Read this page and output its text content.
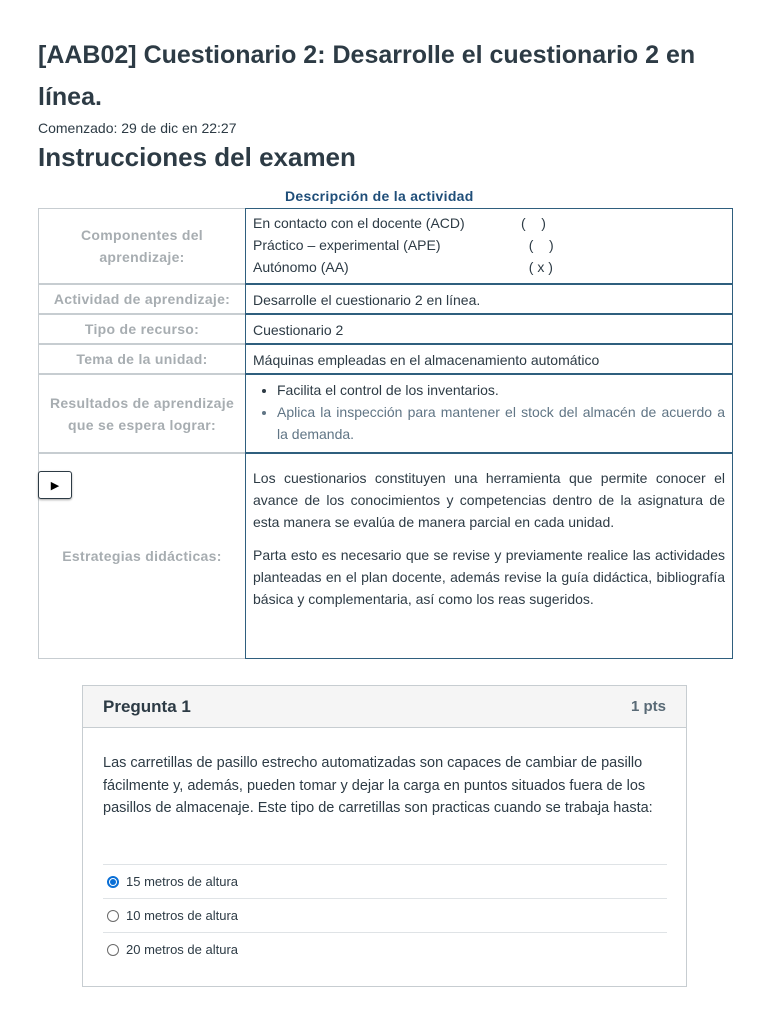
[AAB02] Cuestionario 2: Desarrolle el cuestionario 2 en línea.
Comenzado: 29 de dic en 22:27
Instrucciones del examen
Descripción de la actividad
Componentes del aprendizaje:
En contacto con el docente (ACD)	(    )
Práctico – experimental (APE)	(    )
Autónomo (AA)	( x )
Actividad de aprendizaje:	Desarrolle el cuestionario 2 en línea.
Tipo de recurso:	Cuestionario 2
Tema de la unidad:	Máquinas empleadas en el almacenamiento automático
Resultados de aprendizaje que se espera lograr:
• Facilita el control de los inventarios.
• Aplica la inspección para mantener el stock del almacén de acuerdo a la demanda.
Estrategias didácticas:

Los cuestionarios constituyen una herramienta que permite conocer el avance de los conocimientos y competencias dentro de la asignatura de esta manera se evalúa de manera parcial en cada unidad.

Parta esto es necesario que se revise y previamente realice las actividades planteadas en el plan docente, además revise la guía didáctica, bibliografía básica y complementaria, así como los reas sugeridos.

▶
Pregunta 1	1 pts
Las carretillas de pasillo estrecho automatizadas son capaces de cambiar de pasillo fácilmente y, además, pueden tomar y dejar la carga en puntos situados fuera de los pasillos de almacenaje. Este tipo de carretillas son practicas cuando se trabaja hasta:
15 metros de altura
10 metros de altura
20 metros de altura
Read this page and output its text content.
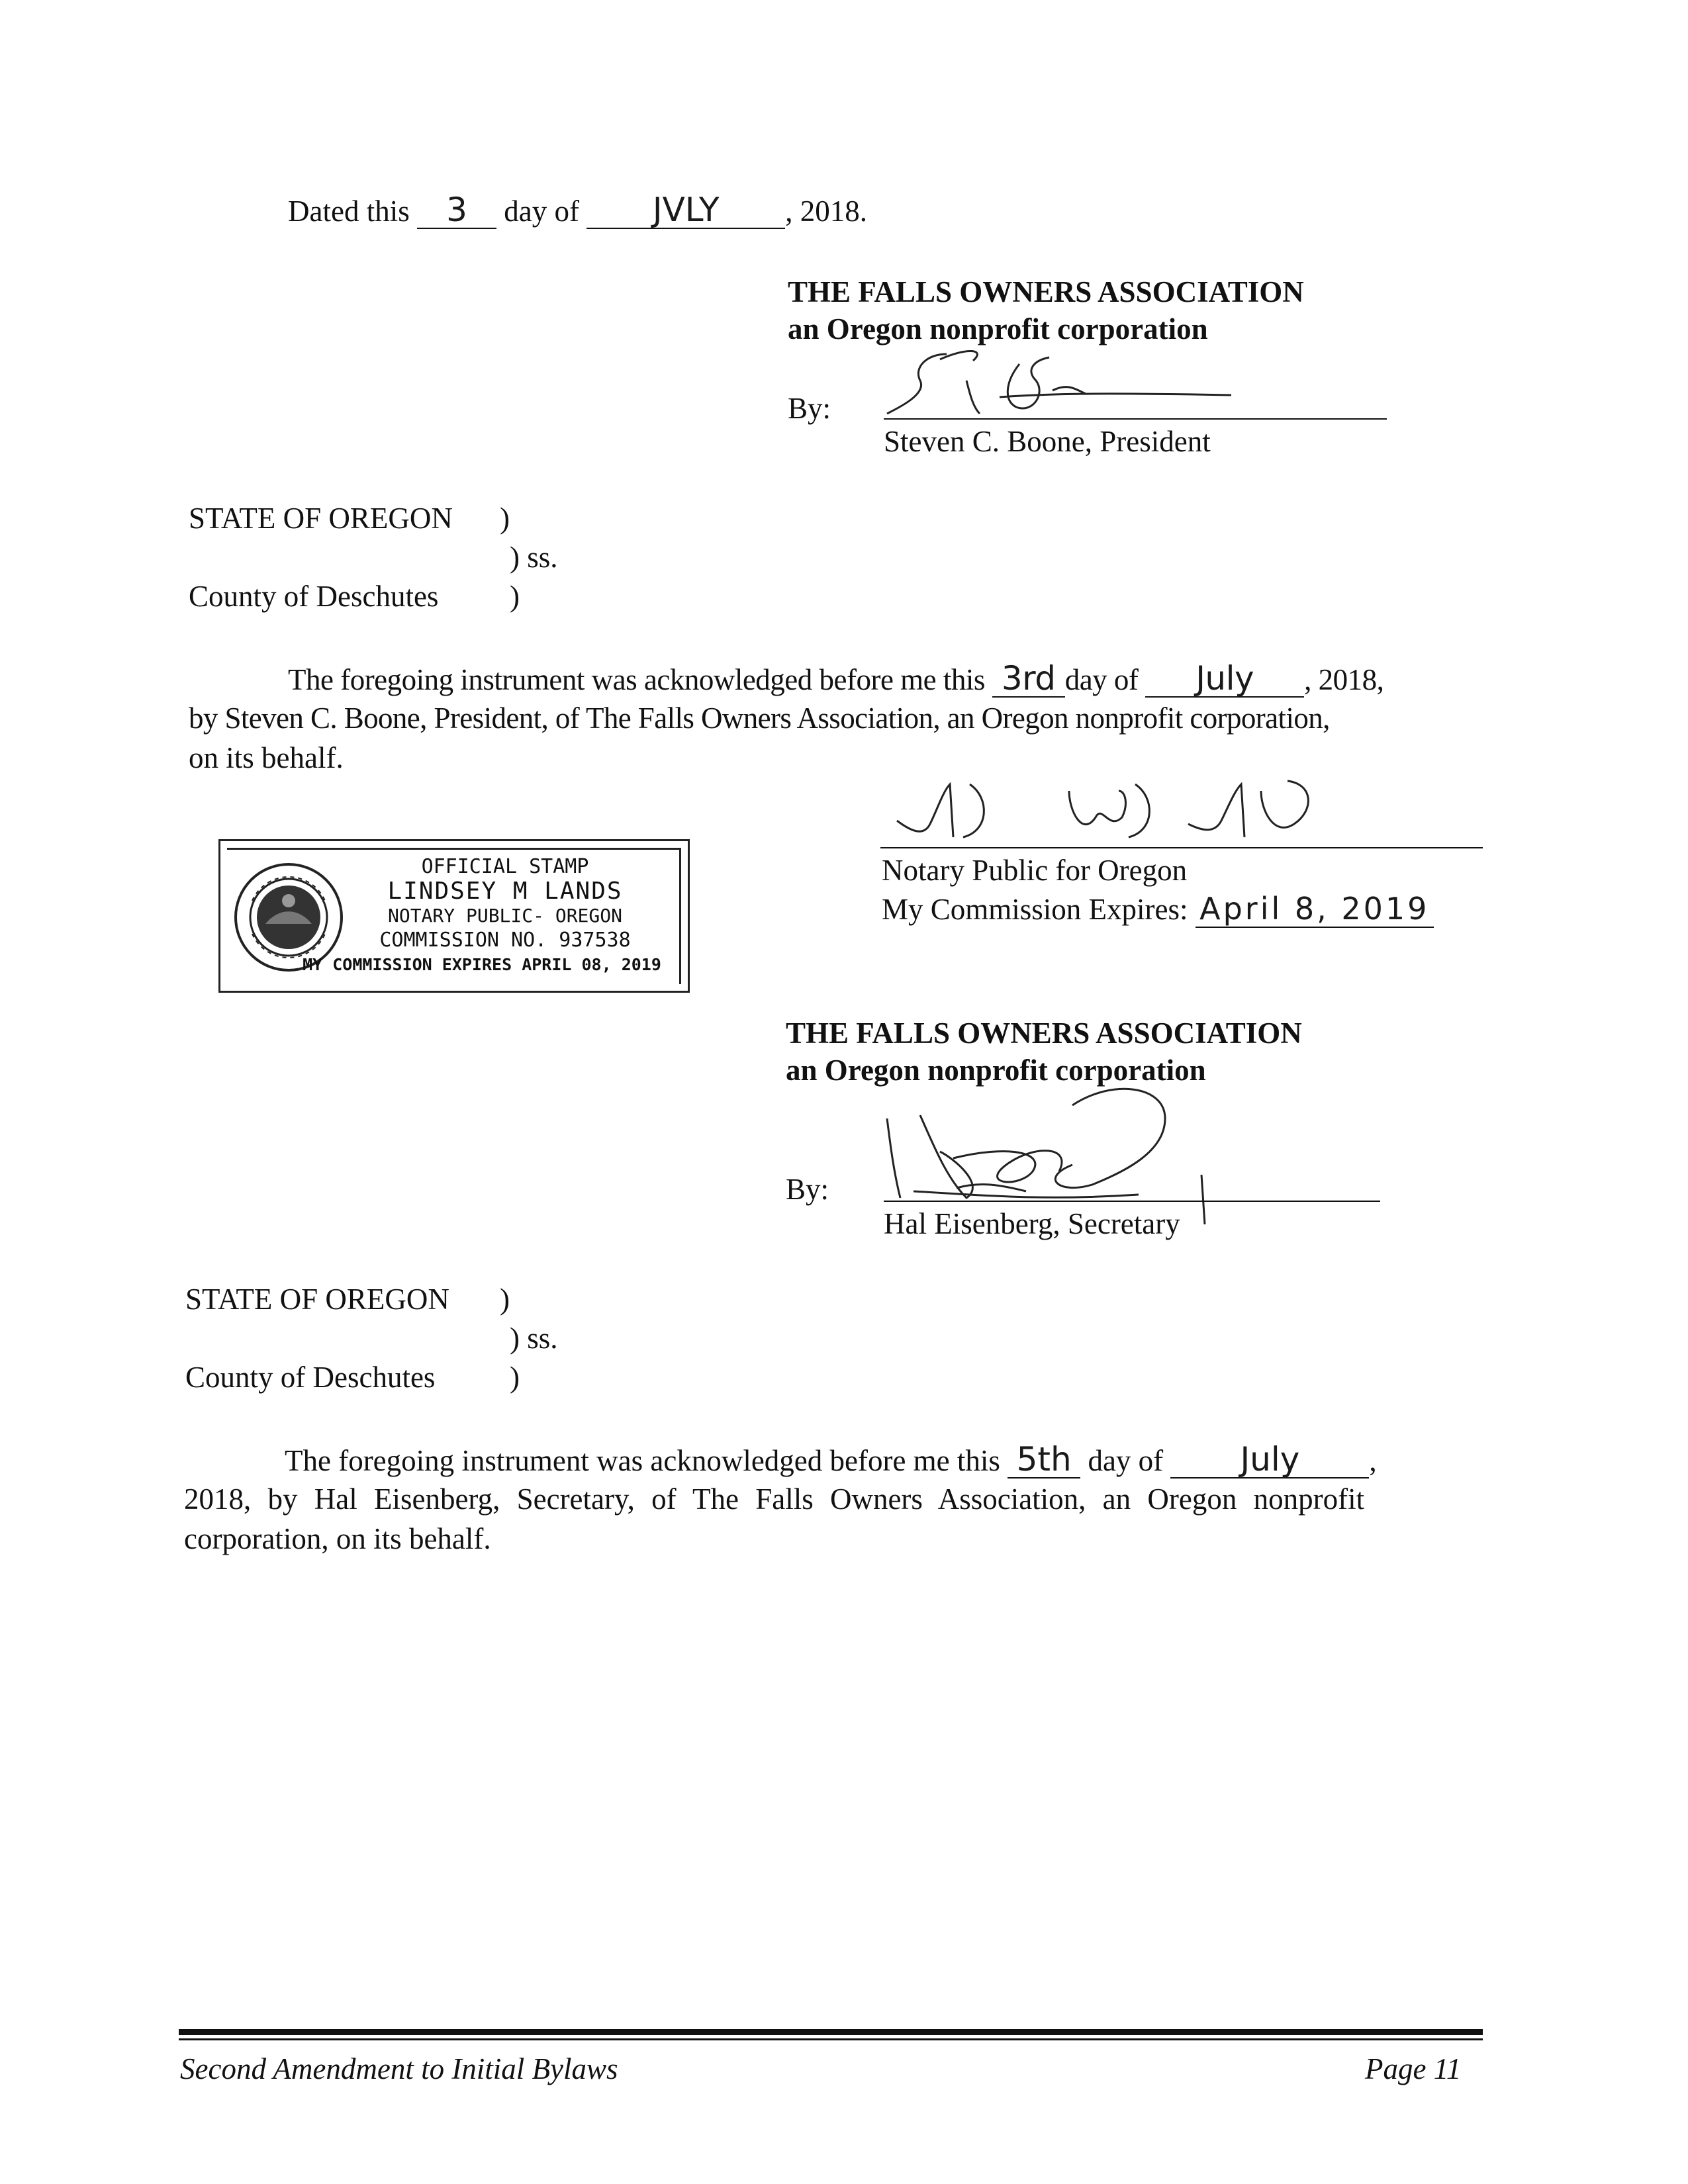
Dated this 3 day of JVLY , 2018.
THE FALLS OWNERS ASSOCIATION
an Oregon nonprofit corporation
By:
Steven C. Boone, President
STATE OF OREGON )
) ss.
County of Deschutes )
The foregoing instrument was acknowledged before me this 3rd day of July , 2018,
by Steven C. Boone, President, of The Falls Owners Association, an Oregon nonprofit corporation,
on its behalf.
Notary Public for Oregon
My Commission Expires: April 8, 2019
OFFICIAL STAMP
LINDSEY M LANDS
NOTARY PUBLIC- OREGON
COMMISSION NO. 937538
MY COMMISSION EXPIRES APRIL 08, 2019
THE FALLS OWNERS ASSOCIATION
an Oregon nonprofit corporation
By:
Hal Eisenberg, Secretary
STATE OF OREGON )
) ss.
County of Deschutes	)
The foregoing instrument was acknowledged before me this 5th day of July ,
2018, by Hal Eisenberg, Secretary, of The Falls Owners Association, an Oregon nonprofit
corporation, on its behalf.
Second Amendment to Initial Bylaws	Page 11
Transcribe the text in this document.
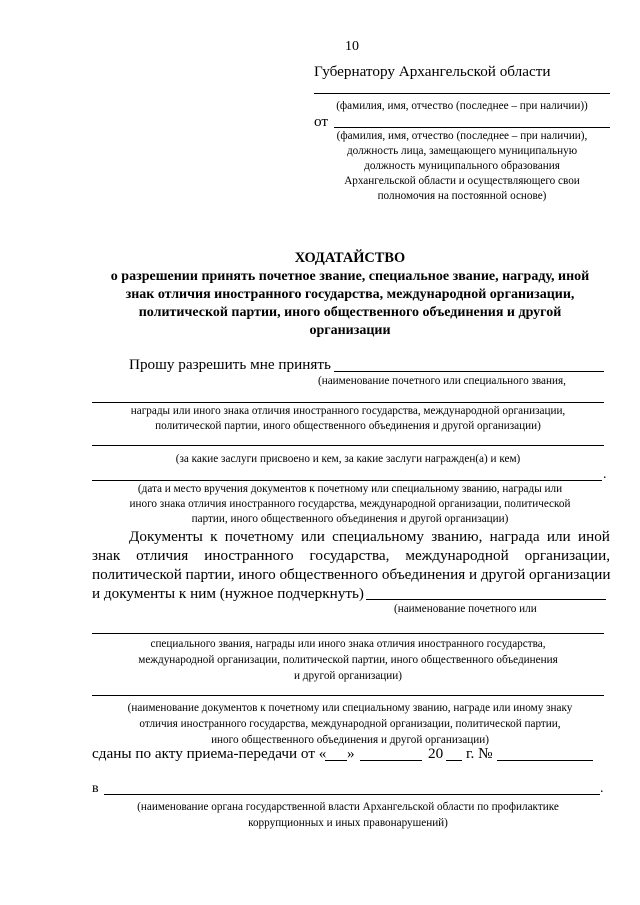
10
Губернатору Архангельской области
(фамилия, имя, отчество (последнее – при наличии))
от
(фамилия, имя, отчество (последнее – при наличии),
должность лица, замещающего муниципальную
должность муниципального образования
Архангельской области и осуществляющего свои
полномочия на постоянной основе)
ХОДАТАЙСТВО
о разрешении принять почетное звание, специальное звание, награду, иной
знак отличия иностранного государства, международной организации,
политической партии, иного общественного объединения и другой
организации
Прошу разрешить мне принять
(наименование почетного или специального звания,
награды или иного знака отличия иностранного государства, международной организации,
политической партии, иного общественного объединения и другой организации)
(за какие заслуги присвоено и кем, за какие заслуги награжден(а) и кем)
.
(дата и место вручения документов к почетному или специальному званию, награды или
иного знака отличия иностранного государства, международной организации, политической
партии, иного общественного объединения и другой организации)
Документы к почетному или специальному званию, награда или иной
знак отличия иностранного государства, международной организации,
политической партии, иного общественного объединения и другой организации
и документы к ним (нужное подчеркнуть)
(наименование почетного или
специального звания, награды или иного знака отличия иностранного государства,
международной организации, политической партии, иного общественного объединения
и другой организации)
(наименование документов к почетному или специальному званию, награде или иному знаку
отличия иностранного государства, международной организации, политической партии,
иного общественного объединения и другой организации)
сданы по акту приема-передачи от « »	20 г. №
в	.
(наименование органа государственной власти Архангельской области по профилактике
коррупционных и иных правонарушений)
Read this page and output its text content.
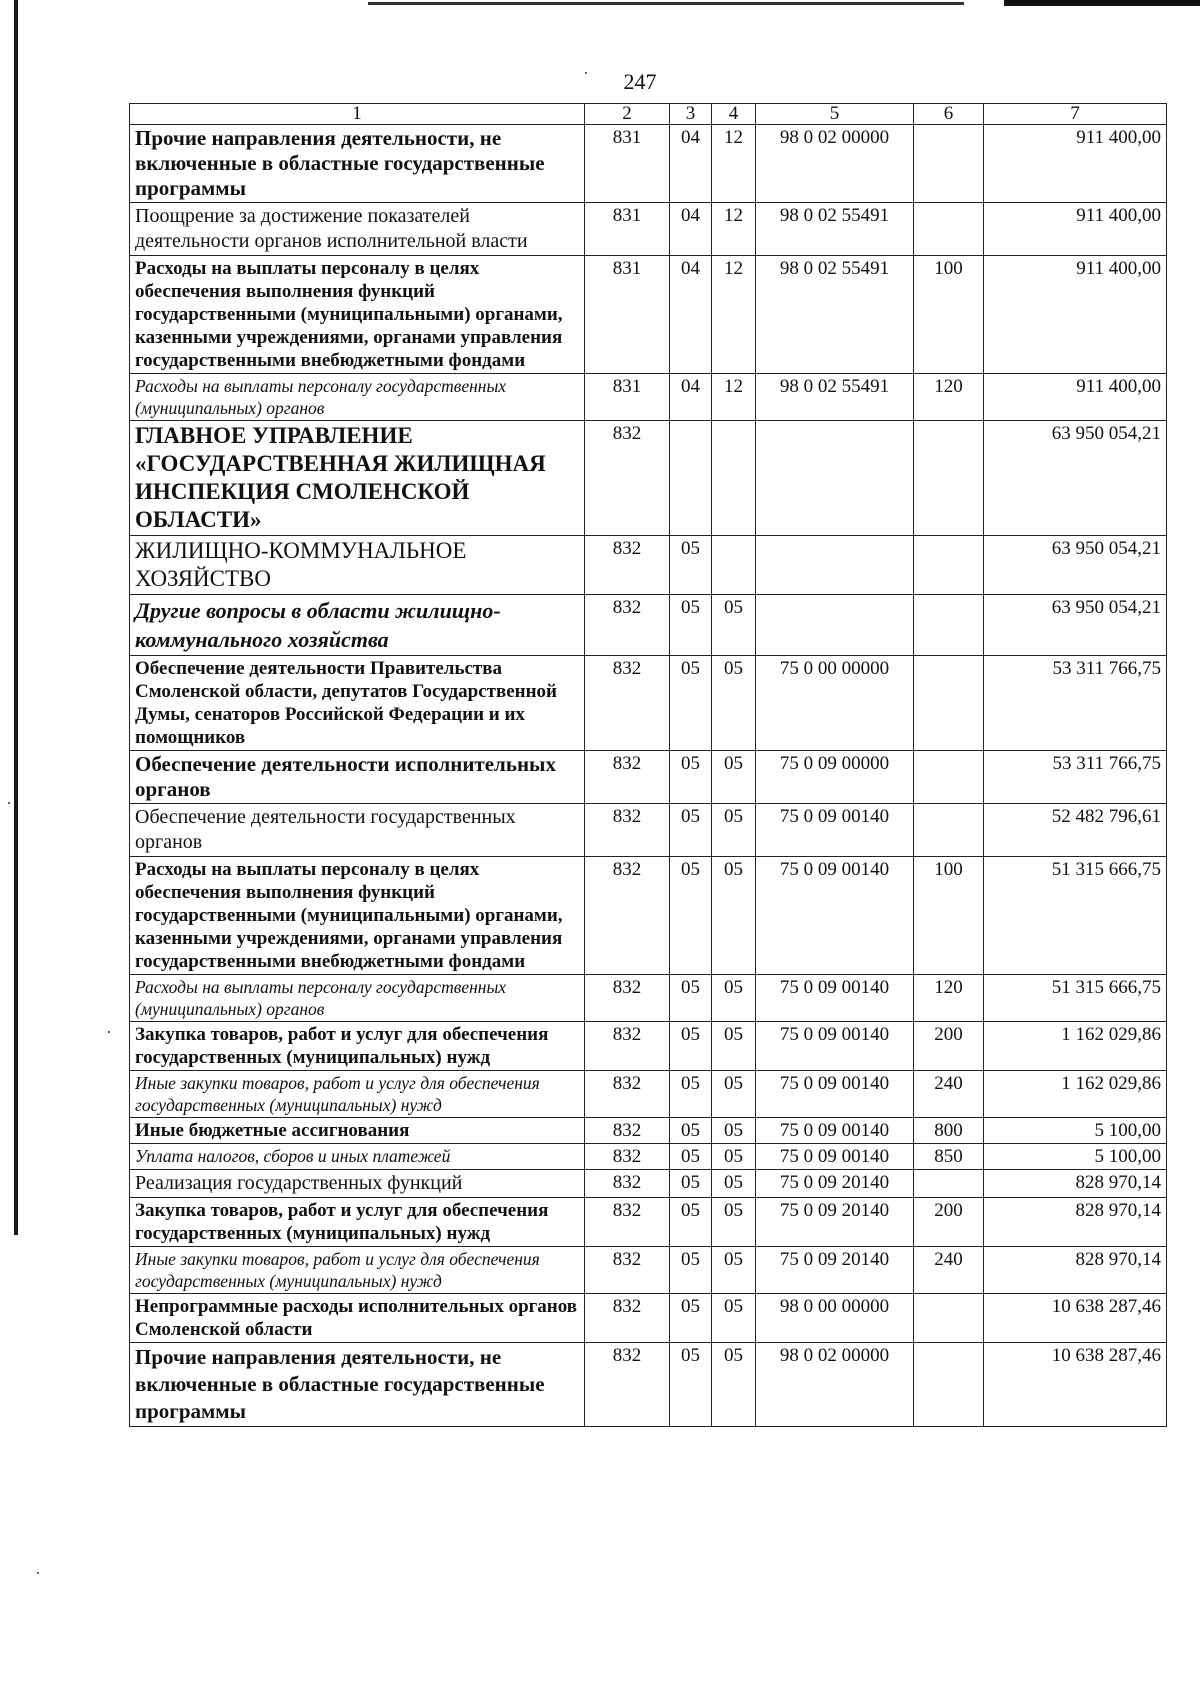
247
1	2	3	4	5	6	7
Прочие направления деятельности, не включенные в областные государственные программы	831	04	12	98 0 02 00000		911 400,00
Поощрение за достижение показателей деятельности органов исполнительной власти	831	04	12	98 0 02 55491		911 400,00
Расходы на выплаты персоналу в целях обеспечения выполнения функций государственными (муниципальными) органами, казенными учреждениями, органами управления государственными внебюджетными фондами	831	04	12	98 0 02 55491	100	911 400,00
Расходы на выплаты персоналу государственных (муниципальных) органов	831	04	12	98 0 02 55491	120	911 400,00
ГЛАВНОЕ УПРАВЛЕНИЕ «ГОСУДАРСТВЕННАЯ ЖИЛИЩНАЯ ИНСПЕКЦИЯ СМОЛЕНСКОЙ ОБЛАСТИ»	832					63 950 054,21
ЖИЛИЩНО-КОММУНАЛЬНОЕ ХОЗЯЙСТВО	832	05				63 950 054,21
Другие вопросы в области жилищно-коммунального хозяйства	832	05	05			63 950 054,21
Обеспечение деятельности Правительства Смоленской области, депутатов Государственной Думы, сенаторов Российской Федерации и их помощников	832	05	05	75 0 00 00000		53 311 766,75
Обеспечение деятельности исполнительных органов	832	05	05	75 0 09 00000		53 311 766,75
Обеспечение деятельности государственных органов	832	05	05	75 0 09 00140		52 482 796,61
Расходы на выплаты персоналу в целях обеспечения выполнения функций государственными (муниципальными) органами, казенными учреждениями, органами управления государственными внебюджетными фондами	832	05	05	75 0 09 00140	100	51 315 666,75
Расходы на выплаты персоналу государственных (муниципальных) органов	832	05	05	75 0 09 00140	120	51 315 666,75
Закупка товаров, работ и услуг для обеспечения государственных (муниципальных) нужд	832	05	05	75 0 09 00140	200	1 162 029,86
Иные закупки товаров, работ и услуг для обеспечения государственных (муниципальных) нужд	832	05	05	75 0 09 00140	240	1 162 029,86
Иные бюджетные ассигнования	832	05	05	75 0 09 00140	800	5 100,00
Уплата налогов, сборов и иных платежей	832	05	05	75 0 09 00140	850	5 100,00
Реализация государственных функций	832	05	05	75 0 09 20140		828 970,14
Закупка товаров, работ и услуг для обеспечения государственных (муниципальных) нужд	832	05	05	75 0 09 20140	200	828 970,14
Иные закупки товаров, работ и услуг для обеспечения государственных (муниципальных) нужд	832	05	05	75 0 09 20140	240	828 970,14
Непрограммные расходы исполнительных органов Смоленской области	832	05	05	98 0 00 00000		10 638 287,46
Прочие направления деятельности, не включенные в областные государственные программы	832	05	05	98 0 02 00000		10 638 287,46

● **GIVEN PROBLEM**:
Using the records above, copy each line that contains "партии".

● **REPLY**:
политической партии, иного общественного объединения и другой
политической партии, иного общественного объединения и другой организации)
партии, иного общественного объединения и другой организации)
политической партии, иного общественного объединения и другой организации
международной организации, политической партии, иного общественного объединения
отличия иностранного государства, международной организации, политической партии,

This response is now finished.